Determine which lines contain the word "drought", then copy those lines.

-- start of Source records --

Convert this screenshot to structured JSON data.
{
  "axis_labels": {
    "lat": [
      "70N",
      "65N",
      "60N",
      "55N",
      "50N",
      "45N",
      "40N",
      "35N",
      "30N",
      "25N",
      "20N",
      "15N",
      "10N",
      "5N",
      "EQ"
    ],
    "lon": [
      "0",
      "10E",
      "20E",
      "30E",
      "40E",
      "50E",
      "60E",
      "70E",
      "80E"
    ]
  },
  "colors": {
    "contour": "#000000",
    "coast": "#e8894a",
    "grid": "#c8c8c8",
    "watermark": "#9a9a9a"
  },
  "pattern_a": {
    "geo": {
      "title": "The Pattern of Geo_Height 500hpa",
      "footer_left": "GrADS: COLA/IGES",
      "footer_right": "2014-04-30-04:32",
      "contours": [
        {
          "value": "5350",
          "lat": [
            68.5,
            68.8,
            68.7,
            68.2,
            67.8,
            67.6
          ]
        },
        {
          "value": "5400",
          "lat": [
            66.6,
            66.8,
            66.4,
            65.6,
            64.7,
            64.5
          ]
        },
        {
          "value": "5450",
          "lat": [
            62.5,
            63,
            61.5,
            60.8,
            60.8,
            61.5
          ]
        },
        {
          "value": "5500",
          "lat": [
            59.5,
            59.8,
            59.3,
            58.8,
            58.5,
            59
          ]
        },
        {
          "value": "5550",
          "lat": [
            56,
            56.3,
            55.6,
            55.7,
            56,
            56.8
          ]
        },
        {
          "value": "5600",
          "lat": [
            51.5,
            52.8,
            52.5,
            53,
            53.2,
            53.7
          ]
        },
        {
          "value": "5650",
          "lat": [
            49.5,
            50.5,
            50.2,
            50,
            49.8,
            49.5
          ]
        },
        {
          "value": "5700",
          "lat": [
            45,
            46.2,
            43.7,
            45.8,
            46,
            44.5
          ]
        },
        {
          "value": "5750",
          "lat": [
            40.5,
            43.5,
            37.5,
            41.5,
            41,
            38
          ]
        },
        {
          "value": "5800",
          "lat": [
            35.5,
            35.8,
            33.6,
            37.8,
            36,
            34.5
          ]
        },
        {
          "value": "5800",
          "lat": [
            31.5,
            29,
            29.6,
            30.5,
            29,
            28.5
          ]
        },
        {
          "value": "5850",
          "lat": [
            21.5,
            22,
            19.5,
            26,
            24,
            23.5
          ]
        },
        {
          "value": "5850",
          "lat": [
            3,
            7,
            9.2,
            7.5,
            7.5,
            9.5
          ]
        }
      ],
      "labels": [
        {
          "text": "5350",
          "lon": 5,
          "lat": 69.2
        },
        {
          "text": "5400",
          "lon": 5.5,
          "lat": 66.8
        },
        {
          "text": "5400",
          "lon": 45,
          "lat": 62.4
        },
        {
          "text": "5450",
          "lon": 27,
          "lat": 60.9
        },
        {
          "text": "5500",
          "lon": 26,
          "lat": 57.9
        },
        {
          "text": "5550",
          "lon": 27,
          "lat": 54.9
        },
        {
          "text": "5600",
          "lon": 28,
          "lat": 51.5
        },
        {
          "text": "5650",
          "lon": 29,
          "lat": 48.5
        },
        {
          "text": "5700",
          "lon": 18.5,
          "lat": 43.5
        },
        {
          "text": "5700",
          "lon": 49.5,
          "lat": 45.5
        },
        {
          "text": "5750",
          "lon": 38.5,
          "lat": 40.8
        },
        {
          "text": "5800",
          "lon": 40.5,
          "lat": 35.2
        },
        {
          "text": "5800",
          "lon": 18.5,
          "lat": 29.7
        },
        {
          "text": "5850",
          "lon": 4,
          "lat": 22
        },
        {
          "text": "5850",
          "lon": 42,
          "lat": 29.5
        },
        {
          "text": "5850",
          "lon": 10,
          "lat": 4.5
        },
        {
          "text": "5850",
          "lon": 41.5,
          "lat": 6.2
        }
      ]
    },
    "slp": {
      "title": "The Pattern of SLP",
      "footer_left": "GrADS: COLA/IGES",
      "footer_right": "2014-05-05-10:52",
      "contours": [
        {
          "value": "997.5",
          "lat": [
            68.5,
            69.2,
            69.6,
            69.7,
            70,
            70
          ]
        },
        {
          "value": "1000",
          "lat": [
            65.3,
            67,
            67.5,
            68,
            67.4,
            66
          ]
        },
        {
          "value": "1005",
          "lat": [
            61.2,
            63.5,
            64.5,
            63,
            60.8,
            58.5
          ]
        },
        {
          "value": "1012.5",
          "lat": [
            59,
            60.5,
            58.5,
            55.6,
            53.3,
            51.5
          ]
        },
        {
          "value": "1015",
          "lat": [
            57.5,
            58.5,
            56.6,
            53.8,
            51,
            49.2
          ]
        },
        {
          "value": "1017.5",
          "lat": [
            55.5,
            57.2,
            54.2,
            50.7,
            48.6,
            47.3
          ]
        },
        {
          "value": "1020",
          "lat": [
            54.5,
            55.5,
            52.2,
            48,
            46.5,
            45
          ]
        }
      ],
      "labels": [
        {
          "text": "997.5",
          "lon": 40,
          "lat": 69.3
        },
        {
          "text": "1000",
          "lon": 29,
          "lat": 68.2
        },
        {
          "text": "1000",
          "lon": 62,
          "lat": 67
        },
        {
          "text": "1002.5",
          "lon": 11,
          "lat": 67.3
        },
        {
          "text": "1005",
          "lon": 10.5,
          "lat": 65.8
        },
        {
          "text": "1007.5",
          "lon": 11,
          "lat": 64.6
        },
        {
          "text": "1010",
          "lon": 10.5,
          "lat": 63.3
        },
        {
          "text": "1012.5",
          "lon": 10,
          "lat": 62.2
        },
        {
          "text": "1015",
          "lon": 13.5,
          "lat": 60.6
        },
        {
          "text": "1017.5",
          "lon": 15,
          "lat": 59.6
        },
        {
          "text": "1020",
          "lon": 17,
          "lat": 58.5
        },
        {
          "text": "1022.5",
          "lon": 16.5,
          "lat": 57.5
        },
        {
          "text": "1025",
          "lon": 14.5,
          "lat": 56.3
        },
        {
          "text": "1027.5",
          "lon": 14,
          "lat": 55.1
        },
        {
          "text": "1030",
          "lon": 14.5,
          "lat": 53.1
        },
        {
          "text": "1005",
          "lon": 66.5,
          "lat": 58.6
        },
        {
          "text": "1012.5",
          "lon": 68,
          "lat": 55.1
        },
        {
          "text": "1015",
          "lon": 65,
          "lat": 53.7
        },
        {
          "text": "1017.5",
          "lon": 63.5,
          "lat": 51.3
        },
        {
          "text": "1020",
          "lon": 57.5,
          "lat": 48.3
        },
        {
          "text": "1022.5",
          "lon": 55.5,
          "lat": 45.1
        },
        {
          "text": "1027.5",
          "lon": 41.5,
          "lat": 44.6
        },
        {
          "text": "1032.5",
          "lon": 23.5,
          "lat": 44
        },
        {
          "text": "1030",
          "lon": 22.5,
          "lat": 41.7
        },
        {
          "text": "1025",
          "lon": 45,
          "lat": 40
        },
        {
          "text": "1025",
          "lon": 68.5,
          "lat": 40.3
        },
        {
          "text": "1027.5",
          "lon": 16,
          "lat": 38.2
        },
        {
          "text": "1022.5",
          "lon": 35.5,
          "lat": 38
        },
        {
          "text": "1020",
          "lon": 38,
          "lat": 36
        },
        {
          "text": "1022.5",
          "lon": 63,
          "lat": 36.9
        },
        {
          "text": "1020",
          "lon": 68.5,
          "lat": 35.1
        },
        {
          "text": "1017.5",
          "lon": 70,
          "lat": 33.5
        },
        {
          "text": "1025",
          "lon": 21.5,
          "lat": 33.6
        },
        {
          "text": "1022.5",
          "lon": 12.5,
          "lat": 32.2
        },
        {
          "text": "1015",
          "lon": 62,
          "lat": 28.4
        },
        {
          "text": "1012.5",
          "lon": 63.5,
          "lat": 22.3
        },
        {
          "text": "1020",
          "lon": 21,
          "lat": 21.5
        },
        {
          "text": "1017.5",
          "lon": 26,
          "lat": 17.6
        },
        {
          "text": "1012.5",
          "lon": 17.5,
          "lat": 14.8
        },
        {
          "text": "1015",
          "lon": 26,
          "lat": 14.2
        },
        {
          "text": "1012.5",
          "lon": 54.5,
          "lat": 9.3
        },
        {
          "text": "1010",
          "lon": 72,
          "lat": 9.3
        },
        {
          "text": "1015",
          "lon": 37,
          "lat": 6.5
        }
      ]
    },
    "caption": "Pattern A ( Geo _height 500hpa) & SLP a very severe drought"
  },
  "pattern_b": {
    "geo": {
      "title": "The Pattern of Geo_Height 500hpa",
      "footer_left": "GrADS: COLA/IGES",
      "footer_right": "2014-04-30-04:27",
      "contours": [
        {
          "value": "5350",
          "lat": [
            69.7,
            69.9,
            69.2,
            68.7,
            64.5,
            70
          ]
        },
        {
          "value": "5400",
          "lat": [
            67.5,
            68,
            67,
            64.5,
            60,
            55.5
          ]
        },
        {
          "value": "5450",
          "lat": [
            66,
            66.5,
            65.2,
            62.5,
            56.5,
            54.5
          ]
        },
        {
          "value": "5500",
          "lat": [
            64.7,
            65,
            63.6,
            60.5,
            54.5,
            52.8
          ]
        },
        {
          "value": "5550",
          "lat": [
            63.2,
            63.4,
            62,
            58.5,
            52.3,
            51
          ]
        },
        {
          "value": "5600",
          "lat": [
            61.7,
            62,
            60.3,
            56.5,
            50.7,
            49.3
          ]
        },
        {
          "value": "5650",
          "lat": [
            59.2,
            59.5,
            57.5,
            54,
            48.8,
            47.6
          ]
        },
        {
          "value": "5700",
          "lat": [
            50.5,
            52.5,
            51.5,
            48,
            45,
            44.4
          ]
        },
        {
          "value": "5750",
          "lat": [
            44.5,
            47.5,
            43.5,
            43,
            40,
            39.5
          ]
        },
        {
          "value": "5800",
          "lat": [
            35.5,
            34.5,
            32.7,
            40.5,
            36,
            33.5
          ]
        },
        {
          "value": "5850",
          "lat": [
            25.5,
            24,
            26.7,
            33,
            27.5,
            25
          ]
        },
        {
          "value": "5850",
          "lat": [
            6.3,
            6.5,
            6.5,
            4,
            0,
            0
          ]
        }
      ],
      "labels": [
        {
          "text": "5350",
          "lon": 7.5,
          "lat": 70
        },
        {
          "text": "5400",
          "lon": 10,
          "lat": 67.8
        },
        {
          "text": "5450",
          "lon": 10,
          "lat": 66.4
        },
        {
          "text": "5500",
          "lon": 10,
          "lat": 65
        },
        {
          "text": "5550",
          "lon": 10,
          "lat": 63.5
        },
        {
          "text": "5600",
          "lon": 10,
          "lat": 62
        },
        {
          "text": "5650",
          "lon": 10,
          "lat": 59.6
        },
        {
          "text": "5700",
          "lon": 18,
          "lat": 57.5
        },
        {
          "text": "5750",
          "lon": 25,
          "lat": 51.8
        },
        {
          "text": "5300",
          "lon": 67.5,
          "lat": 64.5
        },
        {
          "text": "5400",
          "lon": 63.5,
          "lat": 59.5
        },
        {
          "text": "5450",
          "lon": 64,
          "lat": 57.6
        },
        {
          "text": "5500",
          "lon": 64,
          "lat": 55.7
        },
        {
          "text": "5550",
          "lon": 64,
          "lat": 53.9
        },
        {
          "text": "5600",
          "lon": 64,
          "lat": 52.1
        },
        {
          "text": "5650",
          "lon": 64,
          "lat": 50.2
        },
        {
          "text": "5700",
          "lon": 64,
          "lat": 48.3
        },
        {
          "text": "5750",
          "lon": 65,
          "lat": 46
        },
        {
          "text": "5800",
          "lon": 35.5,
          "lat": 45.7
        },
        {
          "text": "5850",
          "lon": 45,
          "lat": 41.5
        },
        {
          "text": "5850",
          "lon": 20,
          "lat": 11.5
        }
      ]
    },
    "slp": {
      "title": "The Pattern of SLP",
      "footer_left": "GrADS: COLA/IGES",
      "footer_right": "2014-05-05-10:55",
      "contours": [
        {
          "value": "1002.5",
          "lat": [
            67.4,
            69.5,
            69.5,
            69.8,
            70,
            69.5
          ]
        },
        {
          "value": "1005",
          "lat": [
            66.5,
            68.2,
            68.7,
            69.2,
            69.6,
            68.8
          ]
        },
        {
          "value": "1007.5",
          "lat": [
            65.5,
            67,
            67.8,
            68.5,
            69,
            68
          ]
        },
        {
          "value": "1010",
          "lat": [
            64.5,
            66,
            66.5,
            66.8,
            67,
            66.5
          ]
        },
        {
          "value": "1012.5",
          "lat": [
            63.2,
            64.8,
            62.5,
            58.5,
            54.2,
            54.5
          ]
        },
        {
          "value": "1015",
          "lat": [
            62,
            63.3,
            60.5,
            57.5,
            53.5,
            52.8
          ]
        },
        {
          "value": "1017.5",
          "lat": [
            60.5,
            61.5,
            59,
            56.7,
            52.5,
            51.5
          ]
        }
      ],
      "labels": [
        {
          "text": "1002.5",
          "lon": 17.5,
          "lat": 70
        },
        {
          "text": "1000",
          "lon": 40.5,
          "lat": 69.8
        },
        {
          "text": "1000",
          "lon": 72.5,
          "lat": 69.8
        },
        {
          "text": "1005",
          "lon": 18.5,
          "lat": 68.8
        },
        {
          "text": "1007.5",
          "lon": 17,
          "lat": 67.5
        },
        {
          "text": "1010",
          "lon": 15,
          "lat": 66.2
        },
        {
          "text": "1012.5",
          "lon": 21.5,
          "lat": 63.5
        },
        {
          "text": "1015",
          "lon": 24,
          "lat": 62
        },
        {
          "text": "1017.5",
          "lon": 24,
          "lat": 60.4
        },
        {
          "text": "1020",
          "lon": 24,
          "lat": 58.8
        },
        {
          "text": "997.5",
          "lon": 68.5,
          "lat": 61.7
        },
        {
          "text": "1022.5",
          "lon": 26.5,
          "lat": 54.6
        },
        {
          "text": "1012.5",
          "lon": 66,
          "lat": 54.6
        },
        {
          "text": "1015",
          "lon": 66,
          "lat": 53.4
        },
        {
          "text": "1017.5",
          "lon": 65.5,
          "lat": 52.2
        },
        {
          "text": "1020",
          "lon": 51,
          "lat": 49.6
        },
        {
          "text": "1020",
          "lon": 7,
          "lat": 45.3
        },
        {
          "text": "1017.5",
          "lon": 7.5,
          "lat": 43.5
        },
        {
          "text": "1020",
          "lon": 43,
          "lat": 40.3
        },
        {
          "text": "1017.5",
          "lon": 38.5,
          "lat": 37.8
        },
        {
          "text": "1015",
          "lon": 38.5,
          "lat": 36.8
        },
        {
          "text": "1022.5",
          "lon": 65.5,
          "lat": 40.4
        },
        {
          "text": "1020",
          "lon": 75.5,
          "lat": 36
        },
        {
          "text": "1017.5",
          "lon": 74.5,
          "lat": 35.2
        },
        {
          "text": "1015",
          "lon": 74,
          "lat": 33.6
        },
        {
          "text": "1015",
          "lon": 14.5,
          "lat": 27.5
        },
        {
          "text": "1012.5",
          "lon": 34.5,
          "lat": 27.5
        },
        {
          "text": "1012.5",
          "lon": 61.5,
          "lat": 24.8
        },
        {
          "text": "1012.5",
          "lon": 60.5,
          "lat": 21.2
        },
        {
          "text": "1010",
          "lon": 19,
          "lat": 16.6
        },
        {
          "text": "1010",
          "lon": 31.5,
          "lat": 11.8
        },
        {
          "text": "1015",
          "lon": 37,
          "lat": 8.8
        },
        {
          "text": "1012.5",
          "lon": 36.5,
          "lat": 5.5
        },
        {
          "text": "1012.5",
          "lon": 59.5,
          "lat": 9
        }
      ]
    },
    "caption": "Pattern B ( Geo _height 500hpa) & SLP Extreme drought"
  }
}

-- end of Source records --

**Answer to the problem:**
    "caption": "Pattern A ( Geo _height 500hpa) & SLP a very severe drought"
    "caption": "Pattern B ( Geo _height 500hpa) & SLP Extreme drought"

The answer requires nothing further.